§ WHAT THE TASK ASKS: Give back all the data exactly, line by line.

§ GIVEN RECORDS:

+ + + + + + +

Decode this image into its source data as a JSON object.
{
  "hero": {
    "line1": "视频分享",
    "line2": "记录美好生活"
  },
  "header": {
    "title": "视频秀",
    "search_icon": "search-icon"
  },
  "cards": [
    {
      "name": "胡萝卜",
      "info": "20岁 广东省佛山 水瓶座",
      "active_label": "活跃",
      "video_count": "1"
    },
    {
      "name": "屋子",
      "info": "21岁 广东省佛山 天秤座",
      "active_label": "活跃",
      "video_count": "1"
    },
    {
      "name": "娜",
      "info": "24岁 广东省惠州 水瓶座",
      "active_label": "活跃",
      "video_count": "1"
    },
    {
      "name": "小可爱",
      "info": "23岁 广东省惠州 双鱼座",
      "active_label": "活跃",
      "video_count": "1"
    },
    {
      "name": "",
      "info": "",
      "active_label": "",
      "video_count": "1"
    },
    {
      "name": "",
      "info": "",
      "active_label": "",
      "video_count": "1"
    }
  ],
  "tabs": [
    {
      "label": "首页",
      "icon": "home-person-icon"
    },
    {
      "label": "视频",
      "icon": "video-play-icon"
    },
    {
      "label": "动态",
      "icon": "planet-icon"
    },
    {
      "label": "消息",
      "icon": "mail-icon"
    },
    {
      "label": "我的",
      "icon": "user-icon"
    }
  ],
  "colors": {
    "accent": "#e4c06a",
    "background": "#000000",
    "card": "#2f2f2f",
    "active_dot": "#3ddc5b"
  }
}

+ + + + + + +

§ RESULT OF THE EXERCISE:
Decode this image into its source data as a JSON object.
{
  "hero": {
    "line1": "视频分享",
    "line2": "记录美好生活"
  },
  "header": {
    "title": "视频秀",
    "search_icon": "search-icon"
  },
  "cards": [
    {
      "name": "胡萝卜",
      "info": "20岁 广东省佛山 水瓶座",
      "active_label": "活跃",
      "video_count": "1"
    },
    {
      "name": "屋子",
      "info": "21岁 广东省佛山 天秤座",
      "active_label": "活跃",
      "video_count": "1"
    },
    {
      "name": "娜",
      "info": "24岁 广东省惠州 水瓶座",
      "active_label": "活跃",
      "video_count": "1"
    },
    {
      "name": "小可爱",
      "info": "23岁 广东省惠州 双鱼座",
      "active_label": "活跃",
      "video_count": "1"
    },
    {
      "name": "",
      "info": "",
      "active_label": "",
      "video_count": "1"
    },
    {
      "name": "",
      "info": "",
      "active_label": "",
      "video_count": "1"
    }
  ],
  "tabs": [
    {
      "label": "首页",
      "icon": "home-person-icon"
    },
    {
      "label": "视频",
      "icon": "video-play-icon"
    },
    {
      "label": "动态",
      "icon": "planet-icon"
    },
    {
      "label": "消息",
      "icon": "mail-icon"
    },
    {
      "label": "我的",
      "icon": "user-icon"
    }
  ],
  "colors": {
    "accent": "#e4c06a",
    "background": "#000000",
    "card": "#2f2f2f",
    "active_dot": "#3ddc5b"
  }
}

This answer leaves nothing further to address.